INPUT:
◆ ◆ ◆ ◆ ◆
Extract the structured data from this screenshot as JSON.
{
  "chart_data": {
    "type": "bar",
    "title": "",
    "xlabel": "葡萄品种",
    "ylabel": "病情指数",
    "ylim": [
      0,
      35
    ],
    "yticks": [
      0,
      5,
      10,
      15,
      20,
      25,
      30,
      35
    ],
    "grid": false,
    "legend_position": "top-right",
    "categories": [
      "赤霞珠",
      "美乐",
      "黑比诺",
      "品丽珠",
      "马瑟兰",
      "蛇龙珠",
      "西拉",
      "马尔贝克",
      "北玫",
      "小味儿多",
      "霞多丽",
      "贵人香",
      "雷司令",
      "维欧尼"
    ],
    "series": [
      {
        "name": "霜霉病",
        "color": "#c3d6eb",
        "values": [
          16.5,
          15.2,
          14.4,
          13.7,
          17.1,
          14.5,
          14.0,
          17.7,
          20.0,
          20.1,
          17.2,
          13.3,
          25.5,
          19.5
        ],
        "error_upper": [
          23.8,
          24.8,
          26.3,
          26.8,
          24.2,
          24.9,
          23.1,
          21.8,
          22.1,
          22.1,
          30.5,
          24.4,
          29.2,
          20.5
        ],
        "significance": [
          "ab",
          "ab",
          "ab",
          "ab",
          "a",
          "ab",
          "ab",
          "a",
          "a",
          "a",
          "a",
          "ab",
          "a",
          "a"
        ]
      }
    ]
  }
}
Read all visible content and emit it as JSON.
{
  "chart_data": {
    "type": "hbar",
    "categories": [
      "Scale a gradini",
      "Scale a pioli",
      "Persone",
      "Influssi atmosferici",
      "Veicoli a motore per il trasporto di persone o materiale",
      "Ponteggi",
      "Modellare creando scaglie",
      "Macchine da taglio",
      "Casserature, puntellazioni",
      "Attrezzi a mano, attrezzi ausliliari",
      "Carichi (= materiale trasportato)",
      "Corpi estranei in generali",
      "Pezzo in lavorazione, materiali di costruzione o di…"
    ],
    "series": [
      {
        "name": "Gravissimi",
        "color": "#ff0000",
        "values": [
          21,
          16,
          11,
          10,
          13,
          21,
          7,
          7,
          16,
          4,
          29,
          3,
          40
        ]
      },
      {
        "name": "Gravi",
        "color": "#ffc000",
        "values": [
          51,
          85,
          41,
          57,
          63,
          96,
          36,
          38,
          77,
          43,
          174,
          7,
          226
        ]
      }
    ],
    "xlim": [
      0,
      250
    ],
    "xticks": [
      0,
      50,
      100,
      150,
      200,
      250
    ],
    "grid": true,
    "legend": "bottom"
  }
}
◆ ◆ ◆ ◆ ◆
GOAL: Faithfully copy every entry, leaving nothing out.

ANSWER TO THE TASK:
Extract the structured data from this screenshot as JSON.
{
  "chart_data": {
    "type": "bar",
    "title": "",
    "xlabel": "葡萄品种",
    "ylabel": "病情指数",
    "ylim": [
      0,
      35
    ],
    "yticks": [
      0,
      5,
      10,
      15,
      20,
      25,
      30,
      35
    ],
    "grid": false,
    "legend_position": "top-right",
    "categories": [
      "赤霞珠",
      "美乐",
      "黑比诺",
      "品丽珠",
      "马瑟兰",
      "蛇龙珠",
      "西拉",
      "马尔贝克",
      "北玫",
      "小味儿多",
      "霞多丽",
      "贵人香",
      "雷司令",
      "维欧尼"
    ],
    "series": [
      {
        "name": "霜霉病",
        "color": "#c3d6eb",
        "values": [
          16.5,
          15.2,
          14.4,
          13.7,
          17.1,
          14.5,
          14.0,
          17.7,
          20.0,
          20.1,
          17.2,
          13.3,
          25.5,
          19.5
        ],
        "error_upper": [
          23.8,
          24.8,
          26.3,
          26.8,
          24.2,
          24.9,
          23.1,
          21.8,
          22.1,
          22.1,
          30.5,
          24.4,
          29.2,
          20.5
        ],
        "significance": [
          "ab",
          "ab",
          "ab",
          "ab",
          "a",
          "ab",
          "ab",
          "a",
          "a",
          "a",
          "a",
          "ab",
          "a",
          "a"
        ]
      }
    ]
  }
}
Read all visible content and emit it as JSON.
{
  "chart_data": {
    "type": "hbar",
    "categories": [
      "Scale a gradini",
      "Scale a pioli",
      "Persone",
      "Influssi atmosferici",
      "Veicoli a motore per il trasporto di persone o materiale",
      "Ponteggi",
      "Modellare creando scaglie",
      "Macchine da taglio",
      "Casserature, puntellazioni",
      "Attrezzi a mano, attrezzi ausliliari",
      "Carichi (= materiale trasportato)",
      "Corpi estranei in generali",
      "Pezzo in lavorazione, materiali di costruzione o di…"
    ],
    "series": [
      {
        "name": "Gravissimi",
        "color": "#ff0000",
        "values": [
          21,
          16,
          11,
          10,
          13,
          21,
          7,
          7,
          16,
          4,
          29,
          3,
          40
        ]
      },
      {
        "name": "Gravi",
        "color": "#ffc000",
        "values": [
          51,
          85,
          41,
          57,
          63,
          96,
          36,
          38,
          77,
          43,
          174,
          7,
          226
        ]
      }
    ],
    "xlim": [
      0,
      250
    ],
    "xticks": [
      0,
      50,
      100,
      150,
      200,
      250
    ],
    "grid": true,
    "legend": "bottom"
  }
}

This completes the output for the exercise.